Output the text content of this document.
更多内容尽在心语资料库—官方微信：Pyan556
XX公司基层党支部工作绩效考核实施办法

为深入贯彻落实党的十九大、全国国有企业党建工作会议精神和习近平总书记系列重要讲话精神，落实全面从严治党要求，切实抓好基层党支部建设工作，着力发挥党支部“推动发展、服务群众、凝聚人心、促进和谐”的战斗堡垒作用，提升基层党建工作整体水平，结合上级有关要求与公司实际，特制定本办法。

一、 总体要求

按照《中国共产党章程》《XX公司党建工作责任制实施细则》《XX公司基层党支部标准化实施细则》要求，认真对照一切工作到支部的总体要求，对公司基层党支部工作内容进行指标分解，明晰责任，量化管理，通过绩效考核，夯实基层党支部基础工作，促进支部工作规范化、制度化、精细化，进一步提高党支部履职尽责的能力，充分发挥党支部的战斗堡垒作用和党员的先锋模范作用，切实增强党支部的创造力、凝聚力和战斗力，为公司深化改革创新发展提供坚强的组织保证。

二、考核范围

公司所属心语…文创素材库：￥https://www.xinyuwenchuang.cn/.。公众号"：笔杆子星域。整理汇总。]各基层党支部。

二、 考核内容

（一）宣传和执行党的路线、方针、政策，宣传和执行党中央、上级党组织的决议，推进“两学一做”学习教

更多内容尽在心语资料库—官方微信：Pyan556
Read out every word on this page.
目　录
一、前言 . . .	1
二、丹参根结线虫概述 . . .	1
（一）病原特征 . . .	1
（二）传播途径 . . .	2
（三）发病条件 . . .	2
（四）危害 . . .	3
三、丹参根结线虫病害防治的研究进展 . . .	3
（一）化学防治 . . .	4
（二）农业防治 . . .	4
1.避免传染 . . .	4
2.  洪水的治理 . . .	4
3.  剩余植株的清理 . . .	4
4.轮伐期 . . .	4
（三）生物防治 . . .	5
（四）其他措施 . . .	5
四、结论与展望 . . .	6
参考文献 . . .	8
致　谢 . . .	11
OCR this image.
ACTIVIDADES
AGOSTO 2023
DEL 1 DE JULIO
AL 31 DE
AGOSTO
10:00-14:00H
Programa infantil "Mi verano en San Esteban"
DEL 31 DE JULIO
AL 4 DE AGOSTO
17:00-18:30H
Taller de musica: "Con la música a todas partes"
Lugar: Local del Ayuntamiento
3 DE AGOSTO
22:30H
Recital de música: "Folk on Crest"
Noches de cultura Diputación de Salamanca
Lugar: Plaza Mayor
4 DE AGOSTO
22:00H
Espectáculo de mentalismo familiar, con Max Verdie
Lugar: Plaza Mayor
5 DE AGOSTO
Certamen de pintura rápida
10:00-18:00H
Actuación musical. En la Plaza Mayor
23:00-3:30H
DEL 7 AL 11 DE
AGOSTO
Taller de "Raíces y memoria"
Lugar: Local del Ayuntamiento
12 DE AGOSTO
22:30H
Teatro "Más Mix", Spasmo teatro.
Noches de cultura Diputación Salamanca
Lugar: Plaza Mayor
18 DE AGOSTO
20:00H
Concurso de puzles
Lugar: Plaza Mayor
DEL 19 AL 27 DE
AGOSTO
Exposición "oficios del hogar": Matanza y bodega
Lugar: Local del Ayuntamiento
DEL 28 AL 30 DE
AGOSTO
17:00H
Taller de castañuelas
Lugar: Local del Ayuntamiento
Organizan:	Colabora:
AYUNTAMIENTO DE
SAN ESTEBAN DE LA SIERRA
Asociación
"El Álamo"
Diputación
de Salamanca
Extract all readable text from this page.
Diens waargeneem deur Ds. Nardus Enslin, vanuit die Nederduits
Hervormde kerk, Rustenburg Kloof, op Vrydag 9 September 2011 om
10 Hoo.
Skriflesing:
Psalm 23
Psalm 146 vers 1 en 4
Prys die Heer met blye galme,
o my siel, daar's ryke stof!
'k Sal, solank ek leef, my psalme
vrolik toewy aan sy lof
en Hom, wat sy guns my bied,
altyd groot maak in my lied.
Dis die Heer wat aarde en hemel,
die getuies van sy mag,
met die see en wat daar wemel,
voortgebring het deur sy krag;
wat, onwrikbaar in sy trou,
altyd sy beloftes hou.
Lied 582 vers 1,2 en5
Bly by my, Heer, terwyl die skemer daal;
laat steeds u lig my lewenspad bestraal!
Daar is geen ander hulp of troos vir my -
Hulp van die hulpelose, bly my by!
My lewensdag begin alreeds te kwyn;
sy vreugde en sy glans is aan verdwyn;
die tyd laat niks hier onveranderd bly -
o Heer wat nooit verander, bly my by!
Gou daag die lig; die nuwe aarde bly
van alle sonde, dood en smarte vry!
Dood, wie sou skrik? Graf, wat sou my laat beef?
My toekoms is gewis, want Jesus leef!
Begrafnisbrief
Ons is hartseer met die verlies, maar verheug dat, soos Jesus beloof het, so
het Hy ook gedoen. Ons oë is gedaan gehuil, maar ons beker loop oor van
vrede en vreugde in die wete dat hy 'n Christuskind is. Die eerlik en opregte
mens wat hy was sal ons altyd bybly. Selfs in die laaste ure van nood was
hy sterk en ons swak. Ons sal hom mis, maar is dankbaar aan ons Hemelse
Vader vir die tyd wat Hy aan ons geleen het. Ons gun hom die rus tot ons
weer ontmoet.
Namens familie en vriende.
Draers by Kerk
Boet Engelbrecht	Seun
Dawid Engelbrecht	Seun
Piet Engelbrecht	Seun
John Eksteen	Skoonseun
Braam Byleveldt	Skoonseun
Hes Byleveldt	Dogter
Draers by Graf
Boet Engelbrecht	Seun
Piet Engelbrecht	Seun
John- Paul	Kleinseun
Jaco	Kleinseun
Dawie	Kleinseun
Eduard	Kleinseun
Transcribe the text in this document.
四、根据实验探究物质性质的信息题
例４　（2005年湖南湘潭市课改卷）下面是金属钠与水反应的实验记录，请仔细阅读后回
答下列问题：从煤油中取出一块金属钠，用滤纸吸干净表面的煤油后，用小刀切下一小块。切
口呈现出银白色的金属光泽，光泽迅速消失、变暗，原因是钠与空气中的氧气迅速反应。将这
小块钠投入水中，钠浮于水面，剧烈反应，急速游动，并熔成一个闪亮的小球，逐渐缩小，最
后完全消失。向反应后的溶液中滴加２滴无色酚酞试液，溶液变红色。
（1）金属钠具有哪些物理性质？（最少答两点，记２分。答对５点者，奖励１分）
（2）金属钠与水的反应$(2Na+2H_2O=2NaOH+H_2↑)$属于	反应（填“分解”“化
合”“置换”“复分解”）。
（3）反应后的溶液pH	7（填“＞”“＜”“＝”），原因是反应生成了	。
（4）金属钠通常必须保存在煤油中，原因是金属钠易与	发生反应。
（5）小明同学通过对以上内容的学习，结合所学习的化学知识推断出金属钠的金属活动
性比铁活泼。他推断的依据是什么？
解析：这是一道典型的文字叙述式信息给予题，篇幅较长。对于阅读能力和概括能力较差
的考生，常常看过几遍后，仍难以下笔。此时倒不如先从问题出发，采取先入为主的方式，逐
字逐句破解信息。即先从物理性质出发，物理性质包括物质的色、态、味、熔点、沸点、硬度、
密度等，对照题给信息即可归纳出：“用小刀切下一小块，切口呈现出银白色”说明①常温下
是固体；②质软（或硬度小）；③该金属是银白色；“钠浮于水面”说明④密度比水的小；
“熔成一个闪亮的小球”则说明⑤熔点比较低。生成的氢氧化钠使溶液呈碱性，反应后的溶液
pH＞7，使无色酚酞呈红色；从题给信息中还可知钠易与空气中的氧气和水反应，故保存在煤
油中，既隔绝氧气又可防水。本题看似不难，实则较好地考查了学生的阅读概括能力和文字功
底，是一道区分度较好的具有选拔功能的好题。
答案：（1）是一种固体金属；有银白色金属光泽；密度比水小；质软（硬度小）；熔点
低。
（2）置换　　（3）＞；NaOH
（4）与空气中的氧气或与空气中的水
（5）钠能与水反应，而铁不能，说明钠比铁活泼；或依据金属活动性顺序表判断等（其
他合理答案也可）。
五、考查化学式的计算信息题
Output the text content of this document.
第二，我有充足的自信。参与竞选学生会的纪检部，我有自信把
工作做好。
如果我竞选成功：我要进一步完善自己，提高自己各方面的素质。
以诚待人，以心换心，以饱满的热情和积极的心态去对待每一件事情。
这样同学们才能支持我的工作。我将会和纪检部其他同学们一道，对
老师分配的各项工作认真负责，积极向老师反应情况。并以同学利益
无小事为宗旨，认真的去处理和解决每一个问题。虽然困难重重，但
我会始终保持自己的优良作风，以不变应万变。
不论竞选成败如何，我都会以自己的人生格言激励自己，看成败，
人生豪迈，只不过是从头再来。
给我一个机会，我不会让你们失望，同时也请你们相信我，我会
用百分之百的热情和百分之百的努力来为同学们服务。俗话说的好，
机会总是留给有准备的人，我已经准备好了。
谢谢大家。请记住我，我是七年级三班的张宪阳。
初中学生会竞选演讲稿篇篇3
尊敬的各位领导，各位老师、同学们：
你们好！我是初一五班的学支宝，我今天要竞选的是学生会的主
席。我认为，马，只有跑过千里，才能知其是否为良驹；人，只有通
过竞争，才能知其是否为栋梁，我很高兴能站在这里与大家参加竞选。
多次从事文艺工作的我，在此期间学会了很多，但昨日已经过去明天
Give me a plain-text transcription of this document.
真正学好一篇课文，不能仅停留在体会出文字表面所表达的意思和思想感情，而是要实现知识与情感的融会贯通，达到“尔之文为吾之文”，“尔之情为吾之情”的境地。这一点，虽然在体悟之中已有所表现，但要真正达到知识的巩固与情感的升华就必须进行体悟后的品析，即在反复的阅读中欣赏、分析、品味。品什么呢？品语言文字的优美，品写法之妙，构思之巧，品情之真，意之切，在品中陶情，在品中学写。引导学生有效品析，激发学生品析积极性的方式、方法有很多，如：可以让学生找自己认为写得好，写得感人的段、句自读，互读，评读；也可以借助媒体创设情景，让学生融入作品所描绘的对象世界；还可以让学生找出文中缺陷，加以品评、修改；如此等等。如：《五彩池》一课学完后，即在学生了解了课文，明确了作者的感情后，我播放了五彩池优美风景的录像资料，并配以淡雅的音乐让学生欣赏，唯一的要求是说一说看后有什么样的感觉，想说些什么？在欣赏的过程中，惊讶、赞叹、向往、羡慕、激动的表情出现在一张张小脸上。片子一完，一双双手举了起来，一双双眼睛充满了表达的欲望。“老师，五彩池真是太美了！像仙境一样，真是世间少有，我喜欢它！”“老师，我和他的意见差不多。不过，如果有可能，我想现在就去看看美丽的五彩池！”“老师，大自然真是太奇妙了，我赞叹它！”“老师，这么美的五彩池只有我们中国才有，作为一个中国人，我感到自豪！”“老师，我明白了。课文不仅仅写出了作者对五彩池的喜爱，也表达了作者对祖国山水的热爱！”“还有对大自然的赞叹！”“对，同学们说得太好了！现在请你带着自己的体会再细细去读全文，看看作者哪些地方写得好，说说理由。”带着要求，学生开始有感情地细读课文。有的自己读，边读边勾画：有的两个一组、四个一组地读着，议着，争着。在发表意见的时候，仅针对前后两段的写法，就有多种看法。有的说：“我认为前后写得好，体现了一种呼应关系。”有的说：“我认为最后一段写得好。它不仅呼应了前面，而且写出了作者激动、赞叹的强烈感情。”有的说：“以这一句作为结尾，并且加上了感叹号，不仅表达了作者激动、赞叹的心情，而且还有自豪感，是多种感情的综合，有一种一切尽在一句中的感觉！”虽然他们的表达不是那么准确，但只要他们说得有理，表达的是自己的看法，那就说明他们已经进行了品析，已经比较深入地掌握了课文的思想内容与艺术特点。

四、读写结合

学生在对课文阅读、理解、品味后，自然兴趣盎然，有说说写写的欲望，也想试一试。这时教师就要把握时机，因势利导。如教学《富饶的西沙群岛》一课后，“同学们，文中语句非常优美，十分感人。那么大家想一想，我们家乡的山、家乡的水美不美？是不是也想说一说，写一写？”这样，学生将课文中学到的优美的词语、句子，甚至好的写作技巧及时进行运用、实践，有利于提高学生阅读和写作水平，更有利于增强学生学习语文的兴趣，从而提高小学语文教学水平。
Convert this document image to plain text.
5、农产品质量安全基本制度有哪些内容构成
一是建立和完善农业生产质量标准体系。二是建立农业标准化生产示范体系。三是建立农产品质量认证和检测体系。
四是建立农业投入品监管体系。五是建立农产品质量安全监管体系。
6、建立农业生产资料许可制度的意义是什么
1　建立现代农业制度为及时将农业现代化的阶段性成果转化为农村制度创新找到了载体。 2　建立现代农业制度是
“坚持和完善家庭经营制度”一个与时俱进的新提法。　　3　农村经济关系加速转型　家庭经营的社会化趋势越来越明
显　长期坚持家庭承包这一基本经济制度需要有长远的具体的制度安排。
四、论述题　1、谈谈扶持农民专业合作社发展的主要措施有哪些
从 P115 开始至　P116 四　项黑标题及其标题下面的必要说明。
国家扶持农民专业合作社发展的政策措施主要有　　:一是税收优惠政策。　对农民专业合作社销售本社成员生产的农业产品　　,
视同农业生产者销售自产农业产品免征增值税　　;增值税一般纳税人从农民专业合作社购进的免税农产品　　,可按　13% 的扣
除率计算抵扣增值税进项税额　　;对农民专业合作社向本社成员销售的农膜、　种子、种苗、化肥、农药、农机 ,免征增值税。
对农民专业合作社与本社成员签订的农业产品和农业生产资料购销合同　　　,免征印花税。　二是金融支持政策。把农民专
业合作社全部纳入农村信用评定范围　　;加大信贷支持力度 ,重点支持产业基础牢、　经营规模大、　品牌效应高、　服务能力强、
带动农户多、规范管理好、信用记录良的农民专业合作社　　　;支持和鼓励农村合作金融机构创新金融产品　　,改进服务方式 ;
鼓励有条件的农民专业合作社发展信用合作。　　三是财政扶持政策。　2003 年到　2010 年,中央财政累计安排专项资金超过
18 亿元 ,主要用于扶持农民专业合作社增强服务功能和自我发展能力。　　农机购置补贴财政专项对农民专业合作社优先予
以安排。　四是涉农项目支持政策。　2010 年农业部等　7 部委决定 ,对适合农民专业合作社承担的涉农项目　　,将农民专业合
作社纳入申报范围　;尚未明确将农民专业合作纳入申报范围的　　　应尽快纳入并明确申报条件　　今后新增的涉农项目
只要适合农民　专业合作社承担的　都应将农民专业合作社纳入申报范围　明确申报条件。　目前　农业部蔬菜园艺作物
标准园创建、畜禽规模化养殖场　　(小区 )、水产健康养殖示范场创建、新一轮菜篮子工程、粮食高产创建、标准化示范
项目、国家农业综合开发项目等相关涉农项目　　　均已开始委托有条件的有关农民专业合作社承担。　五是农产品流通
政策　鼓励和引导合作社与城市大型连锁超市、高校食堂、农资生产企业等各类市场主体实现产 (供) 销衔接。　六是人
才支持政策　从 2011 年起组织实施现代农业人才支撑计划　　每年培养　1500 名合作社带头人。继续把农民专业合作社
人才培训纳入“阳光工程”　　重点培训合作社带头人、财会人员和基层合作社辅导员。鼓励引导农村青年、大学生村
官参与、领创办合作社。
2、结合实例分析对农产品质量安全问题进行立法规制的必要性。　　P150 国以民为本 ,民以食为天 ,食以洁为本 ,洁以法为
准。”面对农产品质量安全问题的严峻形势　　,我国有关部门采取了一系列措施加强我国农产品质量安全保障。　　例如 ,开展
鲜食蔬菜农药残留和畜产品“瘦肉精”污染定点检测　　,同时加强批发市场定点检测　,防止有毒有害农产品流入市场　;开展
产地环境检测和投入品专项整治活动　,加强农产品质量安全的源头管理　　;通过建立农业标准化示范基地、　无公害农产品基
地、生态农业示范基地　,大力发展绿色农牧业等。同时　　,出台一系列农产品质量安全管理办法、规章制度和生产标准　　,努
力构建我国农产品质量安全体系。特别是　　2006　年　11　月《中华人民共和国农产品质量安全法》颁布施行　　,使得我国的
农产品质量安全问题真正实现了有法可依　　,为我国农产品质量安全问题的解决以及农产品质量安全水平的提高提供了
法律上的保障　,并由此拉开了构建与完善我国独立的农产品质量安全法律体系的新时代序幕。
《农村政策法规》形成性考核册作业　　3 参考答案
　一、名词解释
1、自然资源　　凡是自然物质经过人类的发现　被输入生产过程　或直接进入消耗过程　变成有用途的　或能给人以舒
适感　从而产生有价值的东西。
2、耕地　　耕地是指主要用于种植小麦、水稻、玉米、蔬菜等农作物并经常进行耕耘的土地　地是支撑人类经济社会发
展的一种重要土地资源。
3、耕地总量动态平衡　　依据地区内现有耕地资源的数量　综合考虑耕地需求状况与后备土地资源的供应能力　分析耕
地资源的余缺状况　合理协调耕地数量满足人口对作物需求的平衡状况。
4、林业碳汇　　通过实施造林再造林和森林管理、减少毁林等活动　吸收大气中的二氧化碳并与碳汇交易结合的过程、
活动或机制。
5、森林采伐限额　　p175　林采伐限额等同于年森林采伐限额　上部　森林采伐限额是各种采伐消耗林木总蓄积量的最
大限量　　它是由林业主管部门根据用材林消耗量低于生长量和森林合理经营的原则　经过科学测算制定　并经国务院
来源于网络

◆ ◆ ◆ ◆ ◆

* **Problem**
Report how many lines of the listing above include the word "text". Say nothing but the number.

* **Complete answer**
6